• What is needed
Exclude the pictures and retype the entries as written.
═════ Records supplied ═════
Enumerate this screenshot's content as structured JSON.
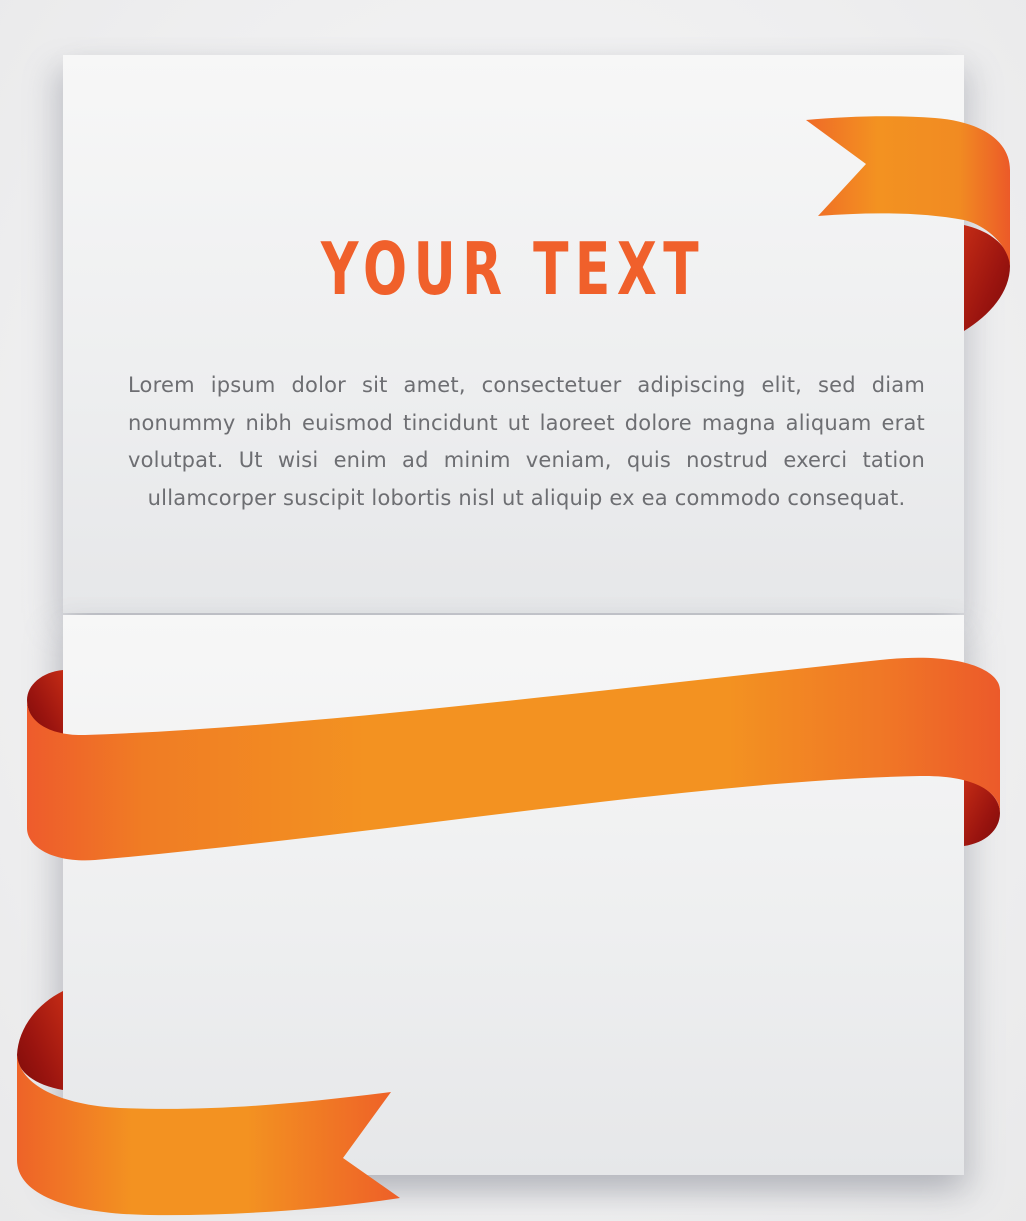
{
  "title": "YOUR TEXT",
  "body": "Lorem ipsum dolor sit amet, consectetuer adipiscing elit, sed diam nonummy nibh euismod tincidunt ut laoreet dolore magna aliquam erat volutpat. Ut wisi enim ad minim veniam, quis nostrud exerci tation ullamcorper suscipit lobortis nisl ut aliquip ex ea commodo consequat.",
  "colors": {
    "accent": "#f0602b",
    "ribbon_light": "#f39221",
    "ribbon_mid": "#f47b20",
    "ribbon_dark": "#ee5a2b",
    "ribbon_fold": "#a71812",
    "text": "#6d6e72",
    "card": "#efeff0"
  }
}
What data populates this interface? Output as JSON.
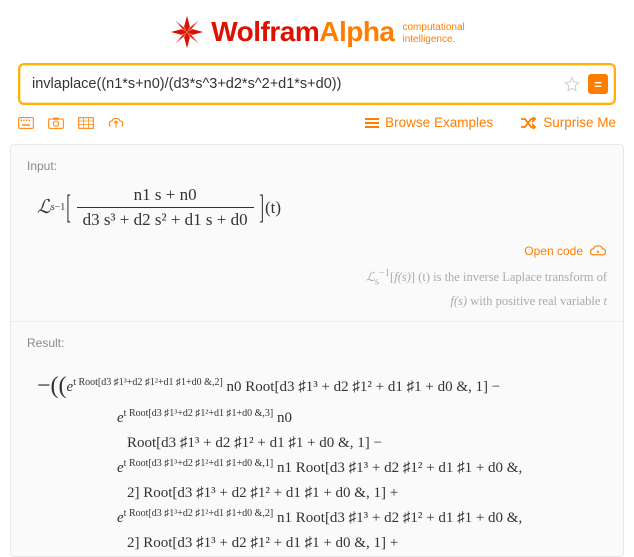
{
  "header": {
    "wolfram": "Wolfram",
    "alpha": "Alpha",
    "tagline1": "computational",
    "tagline2": "intelligence.",
    "tm": "™"
  },
  "search": {
    "value": "invlaplace((n1*s+n0)/(d3*s^3+d2*s^2+d1*s+d0))",
    "equals": "="
  },
  "toolbar": {
    "browse": "Browse Examples",
    "surprise": "Surprise Me"
  },
  "sections": {
    "input_label": "Input:",
    "result_label": "Result:",
    "open_code": "Open code"
  },
  "input_math": {
    "L": "ℒ",
    "inv": "−1",
    "sub": "s",
    "num": "n1 s + n0",
    "den": "d3 s³ + d2 s² + d1 s + d0",
    "arg": "(t)"
  },
  "hint": {
    "prefix": "ℒ",
    "sup": "−1",
    "sub": "s",
    "mid1": "[",
    "fs": "f(s)",
    "mid2": "] (t)",
    "text1": " is the inverse Laplace transform of",
    "line2_fs": "f(s)",
    "line2_rest": " with positive real variable ",
    "line2_t": "t"
  },
  "result": {
    "l1_a": "−((e",
    "l1_exp": "t Root[d3 ♯1³+d2 ♯1²+d1 ♯1+d0 &,2]",
    "l1_b": " n0 Root[d3 ♯1³ + d2 ♯1² + d1 ♯1 + d0 &, 1] −",
    "l2_a": "e",
    "l2_exp": "t Root[d3 ♯1³+d2 ♯1²+d1 ♯1+d0 &,3]",
    "l2_b": " n0",
    "l3": "Root[d3 ♯1³ + d2 ♯1² + d1 ♯1 + d0 &, 1] −",
    "l4_a": "e",
    "l4_exp": "t Root[d3 ♯1³+d2 ♯1²+d1 ♯1+d0 &,1]",
    "l4_b": " n1 Root[d3 ♯1³ + d2 ♯1² + d1 ♯1 + d0 &,",
    "l5": "2] Root[d3 ♯1³ + d2 ♯1² + d1 ♯1 + d0 &, 1] +",
    "l6_a": "e",
    "l6_exp": "t Root[d3 ♯1³+d2 ♯1²+d1 ♯1+d0 &,2]",
    "l6_b": " n1 Root[d3 ♯1³ + d2 ♯1² + d1 ♯1 + d0 &,",
    "l7": "2] Root[d3 ♯1³ + d2 ♯1² + d1 ♯1 + d0 &, 1] +"
  }
}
═════
• Answer to the exercise
Enumerate this screenshot's content as structured JSON.
{
  "title": "YOUR TEXT",
  "body": "Lorem ipsum dolor sit amet, consectetuer adipiscing elit, sed diam nonummy nibh euismod tincidunt ut laoreet dolore magna aliquam erat volutpat. Ut wisi enim ad minim veniam, quis nostrud exerci tation ullamcorper suscipit lobortis nisl ut aliquip ex ea commodo consequat.",
  "colors": {
    "accent": "#f0602b",
    "ribbon_light": "#f39221",
    "ribbon_mid": "#f47b20",
    "ribbon_dark": "#ee5a2b",
    "ribbon_fold": "#a71812",
    "text": "#6d6e72",
    "card": "#efeff0"
  }
}
What data populates this interface? Output as JSON.
{
  "header": {
    "wolfram": "Wolfram",
    "alpha": "Alpha",
    "tagline1": "computational",
    "tagline2": "intelligence.",
    "tm": "™"
  },
  "search": {
    "value": "invlaplace((n1*s+n0)/(d3*s^3+d2*s^2+d1*s+d0))",
    "equals": "="
  },
  "toolbar": {
    "browse": "Browse Examples",
    "surprise": "Surprise Me"
  },
  "sections": {
    "input_label": "Input:",
    "result_label": "Result:",
    "open_code": "Open code"
  },
  "input_math": {
    "L": "ℒ",
    "inv": "−1",
    "sub": "s",
    "num": "n1 s + n0",
    "den": "d3 s³ + d2 s² + d1 s + d0",
    "arg": "(t)"
  },
  "hint": {
    "prefix": "ℒ",
    "sup": "−1",
    "sub": "s",
    "mid1": "[",
    "fs": "f(s)",
    "mid2": "] (t)",
    "text1": " is the inverse Laplace transform of",
    "line2_fs": "f(s)",
    "line2_rest": " with positive real variable ",
    "line2_t": "t"
  },
  "result": {
    "l1_a": "−((e",
    "l1_exp": "t Root[d3 ♯1³+d2 ♯1²+d1 ♯1+d0 &,2]",
    "l1_b": " n0 Root[d3 ♯1³ + d2 ♯1² + d1 ♯1 + d0 &, 1] −",
    "l2_a": "e",
    "l2_exp": "t Root[d3 ♯1³+d2 ♯1²+d1 ♯1+d0 &,3]",
    "l2_b": " n0",
    "l3": "Root[d3 ♯1³ + d2 ♯1² + d1 ♯1 + d0 &, 1] −",
    "l4_a": "e",
    "l4_exp": "t Root[d3 ♯1³+d2 ♯1²+d1 ♯1+d0 &,1]",
    "l4_b": " n1 Root[d3 ♯1³ + d2 ♯1² + d1 ♯1 + d0 &,",
    "l5": "2] Root[d3 ♯1³ + d2 ♯1² + d1 ♯1 + d0 &, 1] +",
    "l6_a": "e",
    "l6_exp": "t Root[d3 ♯1³+d2 ♯1²+d1 ♯1+d0 &,2]",
    "l6_b": " n1 Root[d3 ♯1³ + d2 ♯1² + d1 ♯1 + d0 &,",
    "l7": "2] Root[d3 ♯1³ + d2 ♯1² + d1 ♯1 + d0 &, 1] +"
  }
}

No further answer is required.